Required work: Change "dupatta" to "scarf" in the lines between the one holding "mouth-chin[interactable] [414, 228, 442, 241]" and the one holding "left-thigh[interactable] [432, 340, 464, 436]", inclusive, and reproduce only those lines with everything else unchanged.

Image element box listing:
^^^^^^^^^^^^^^^^
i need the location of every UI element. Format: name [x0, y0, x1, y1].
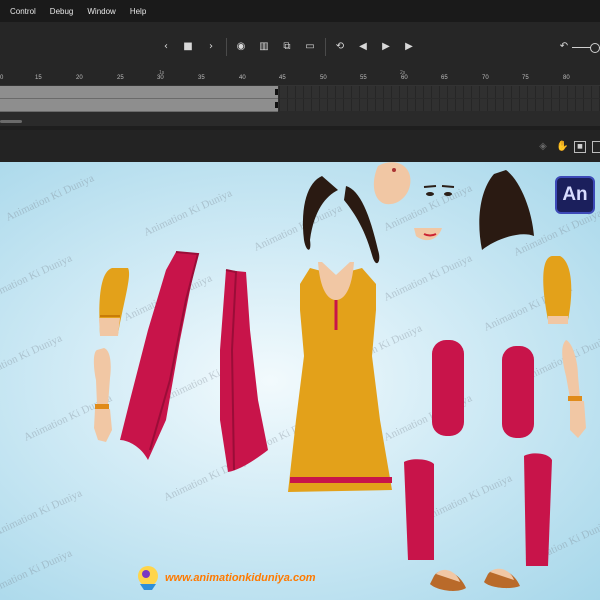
mouth-chin[interactable] [414, 228, 442, 241]
right-sleeve[interactable] [543, 256, 572, 324]
logo-mascot-icon [138, 566, 158, 590]
left-arm[interactable] [93, 348, 112, 442]
animate-logo-badge: An [555, 176, 595, 214]
dupatta-right[interactable] [220, 269, 268, 472]
hair-piece[interactable] [302, 176, 380, 264]
website-url: www.animationkiduniya.com [165, 572, 316, 584]
right-thigh[interactable] [502, 346, 534, 438]
dupatta-left[interactable] [120, 251, 200, 460]
hair-back[interactable] [479, 170, 534, 250]
head[interactable] [373, 162, 411, 205]
right-arm[interactable] [562, 340, 586, 438]
left-thigh[interactable] [432, 340, 464, 436]
left-shin[interactable] [404, 459, 434, 560]
right-foot[interactable] [484, 568, 520, 589]
character-parts [93, 162, 586, 591]
left-foot[interactable] [430, 569, 466, 591]
right-shin[interactable] [524, 453, 552, 566]
eyes[interactable] [423, 185, 455, 196]
kurta-body[interactable] [288, 262, 392, 492]
left-sleeve[interactable] [99, 268, 130, 336]
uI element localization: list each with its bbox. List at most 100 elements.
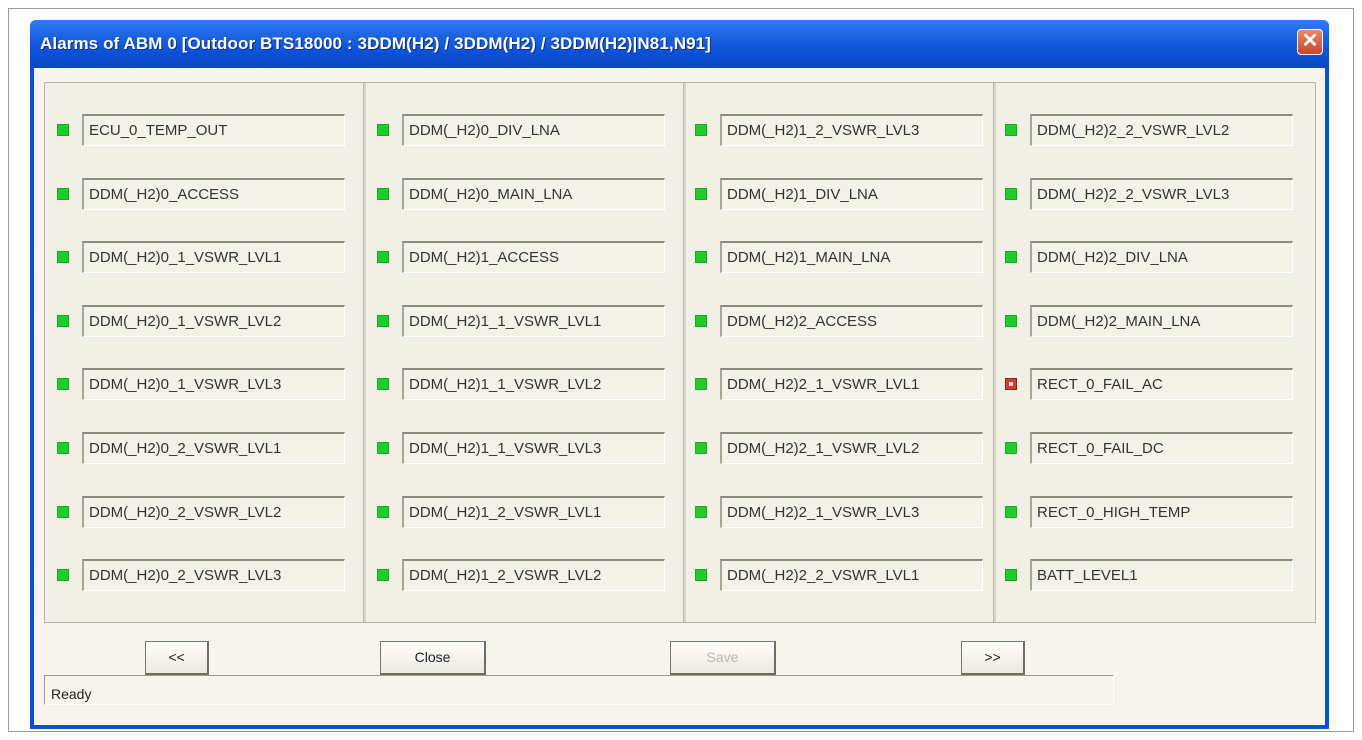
alarm-row: DDM(_H2)1_DIV_LNA — [695, 178, 985, 210]
alarm-row: RECT_0_FAIL_AC — [1005, 368, 1295, 400]
alarm-row: DDM(_H2)0_1_VSWR_LVL1 — [57, 241, 347, 273]
alarm-row: ECU_0_TEMP_OUT — [57, 114, 347, 146]
alarm-label-field: DDM(_H2)1_2_VSWR_LVL2 — [402, 559, 665, 591]
previous-page-button[interactable]: << — [145, 641, 209, 675]
alarm-ok-indicator-icon — [1005, 188, 1017, 200]
alarm-row: DDM(_H2)2_2_VSWR_LVL2 — [1005, 114, 1295, 146]
alarm-row: DDM(_H2)1_2_VSWR_LVL3 — [695, 114, 985, 146]
window-title: Alarms of ABM 0 [Outdoor BTS18000 : 3DDM… — [40, 34, 711, 53]
alarm-ok-indicator-icon — [377, 378, 389, 390]
alarm-row: DDM(_H2)0_1_VSWR_LVL2 — [57, 305, 347, 337]
alarm-ok-indicator-icon — [377, 315, 389, 327]
alarm-label-field: RECT_0_HIGH_TEMP — [1030, 496, 1293, 528]
alarm-ok-indicator-icon — [695, 315, 707, 327]
alarm-ok-indicator-icon — [695, 251, 707, 263]
alarm-row: DDM(_H2)1_2_VSWR_LVL2 — [377, 559, 667, 591]
alarm-row: DDM(_H2)1_1_VSWR_LVL2 — [377, 368, 667, 400]
column-divider — [993, 83, 996, 622]
alarm-row: DDM(_H2)0_DIV_LNA — [377, 114, 667, 146]
alarm-ok-indicator-icon — [377, 506, 389, 518]
alarm-row: DDM(_H2)1_1_VSWR_LVL1 — [377, 305, 667, 337]
alarm-label-field: BATT_LEVEL1 — [1030, 559, 1293, 591]
alarm-label-field: DDM(_H2)1_1_VSWR_LVL2 — [402, 368, 665, 400]
alarm-row: DDM(_H2)0_2_VSWR_LVL3 — [57, 559, 347, 591]
alarm-row: DDM(_H2)1_1_VSWR_LVL3 — [377, 432, 667, 464]
alarm-label-field: DDM(_H2)1_2_VSWR_LVL1 — [402, 496, 665, 528]
alarm-ok-indicator-icon — [1005, 315, 1017, 327]
alarm-grid: ECU_0_TEMP_OUT DDM(_H2)0_ACCESS DDM(_H2)0_… — [44, 82, 1316, 623]
alarms-window: Alarms of ABM 0 [Outdoor BTS18000 : 3DDM… — [30, 20, 1329, 729]
column-divider — [363, 83, 366, 622]
alarm-label-field: DDM(_H2)1_ACCESS — [402, 241, 665, 273]
alarm-row: DDM(_H2)1_ACCESS — [377, 241, 667, 273]
alarm-row: DDM(_H2)2_MAIN_LNA — [1005, 305, 1295, 337]
column-divider — [683, 83, 686, 622]
alarm-label-field: DDM(_H2)2_2_VSWR_LVL2 — [1030, 114, 1293, 146]
title-bar[interactable]: Alarms of ABM 0 [Outdoor BTS18000 : 3DDM… — [30, 20, 1329, 68]
alarm-ok-indicator-icon — [695, 124, 707, 136]
alarm-label-field: DDM(_H2)1_1_VSWR_LVL3 — [402, 432, 665, 464]
alarm-ok-indicator-icon — [57, 124, 69, 136]
alarm-row: DDM(_H2)2_2_VSWR_LVL3 — [1005, 178, 1295, 210]
alarm-label-field: DDM(_H2)2_2_VSWR_LVL3 — [1030, 178, 1293, 210]
status-bar: Ready — [44, 675, 1114, 705]
alarm-label-field: DDM(_H2)2_1_VSWR_LVL1 — [720, 368, 983, 400]
alarm-label-field: DDM(_H2)0_ACCESS — [82, 178, 345, 210]
alarm-ok-indicator-icon — [695, 506, 707, 518]
alarm-label-field: DDM(_H2)2_ACCESS — [720, 305, 983, 337]
alarm-ok-indicator-icon — [1005, 569, 1017, 581]
alarm-ok-indicator-icon — [377, 251, 389, 263]
alarm-active-indicator-icon — [1005, 378, 1017, 390]
alarm-label-field: DDM(_H2)0_DIV_LNA — [402, 114, 665, 146]
alarm-row: DDM(_H2)2_DIV_LNA — [1005, 241, 1295, 273]
alarm-label-field: DDM(_H2)1_2_VSWR_LVL3 — [720, 114, 983, 146]
alarm-label-field: ECU_0_TEMP_OUT — [82, 114, 345, 146]
alarm-label-field: DDM(_H2)0_1_VSWR_LVL3 — [82, 368, 345, 400]
alarm-row: DDM(_H2)0_MAIN_LNA — [377, 178, 667, 210]
alarm-row: BATT_LEVEL1 — [1005, 559, 1295, 591]
alarm-label-field: DDM(_H2)2_MAIN_LNA — [1030, 305, 1293, 337]
save-button: Save — [670, 641, 776, 675]
alarm-label-field: DDM(_H2)0_2_VSWR_LVL1 — [82, 432, 345, 464]
alarm-row: DDM(_H2)0_ACCESS — [57, 178, 347, 210]
alarm-label-field: DDM(_H2)0_MAIN_LNA — [402, 178, 665, 210]
next-page-button[interactable]: >> — [961, 641, 1025, 675]
alarm-row: DDM(_H2)1_2_VSWR_LVL1 — [377, 496, 667, 528]
alarm-label-field: DDM(_H2)2_DIV_LNA — [1030, 241, 1293, 273]
alarm-ok-indicator-icon — [57, 188, 69, 200]
close-window-icon[interactable]: ✕ — [1297, 29, 1323, 55]
alarm-label-field: DDM(_H2)0_1_VSWR_LVL2 — [82, 305, 345, 337]
alarm-row: RECT_0_FAIL_DC — [1005, 432, 1295, 464]
alarm-ok-indicator-icon — [57, 506, 69, 518]
alarm-label-field: DDM(_H2)1_MAIN_LNA — [720, 241, 983, 273]
alarm-ok-indicator-icon — [695, 378, 707, 390]
alarm-ok-indicator-icon — [57, 378, 69, 390]
status-text: Ready — [51, 686, 92, 702]
alarm-ok-indicator-icon — [57, 442, 69, 454]
alarm-label-field: DDM(_H2)0_2_VSWR_LVL3 — [82, 559, 345, 591]
alarm-label-field: DDM(_H2)2_1_VSWR_LVL2 — [720, 432, 983, 464]
alarm-label-field: DDM(_H2)1_DIV_LNA — [720, 178, 983, 210]
alarm-row: RECT_0_HIGH_TEMP — [1005, 496, 1295, 528]
alarm-row: DDM(_H2)0_1_VSWR_LVL3 — [57, 368, 347, 400]
alarm-row: DDM(_H2)2_2_VSWR_LVL1 — [695, 559, 985, 591]
alarm-ok-indicator-icon — [377, 442, 389, 454]
alarm-label-field: DDM(_H2)1_1_VSWR_LVL1 — [402, 305, 665, 337]
alarm-row: DDM(_H2)0_2_VSWR_LVL1 — [57, 432, 347, 464]
alarm-row: DDM(_H2)2_ACCESS — [695, 305, 985, 337]
alarm-label-field: RECT_0_FAIL_AC — [1030, 368, 1293, 400]
alarm-row: DDM(_H2)2_1_VSWR_LVL2 — [695, 432, 985, 464]
close-button[interactable]: Close — [380, 641, 486, 675]
alarm-ok-indicator-icon — [57, 315, 69, 327]
alarm-ok-indicator-icon — [1005, 442, 1017, 454]
alarm-ok-indicator-icon — [1005, 124, 1017, 136]
alarm-label-field: RECT_0_FAIL_DC — [1030, 432, 1293, 464]
alarm-ok-indicator-icon — [377, 569, 389, 581]
alarm-ok-indicator-icon — [695, 188, 707, 200]
alarm-ok-indicator-icon — [57, 251, 69, 263]
alarm-label-field: DDM(_H2)0_1_VSWR_LVL1 — [82, 241, 345, 273]
alarm-label-field: DDM(_H2)0_2_VSWR_LVL2 — [82, 496, 345, 528]
alarm-row: DDM(_H2)2_1_VSWR_LVL1 — [695, 368, 985, 400]
alarm-ok-indicator-icon — [377, 124, 389, 136]
alarm-ok-indicator-icon — [1005, 251, 1017, 263]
^^^^^^^^^^^^^^^^
Response below:
mouth-chin[interactable] [414, 228, 442, 241]
right-sleeve[interactable] [543, 256, 572, 324]
logo-mascot-icon [138, 566, 158, 590]
left-arm[interactable] [93, 348, 112, 442]
animate-logo-badge: An [555, 176, 595, 214]
scarf-right[interactable] [220, 269, 268, 472]
hair-piece[interactable] [302, 176, 380, 264]
website-url: www.animationkiduniya.com [165, 572, 316, 584]
right-thigh[interactable] [502, 346, 534, 438]
scarf-left[interactable] [120, 251, 200, 460]
hair-back[interactable] [479, 170, 534, 250]
head[interactable] [373, 162, 411, 205]
right-arm[interactable] [562, 340, 586, 438]
left-thigh[interactable] [432, 340, 464, 436]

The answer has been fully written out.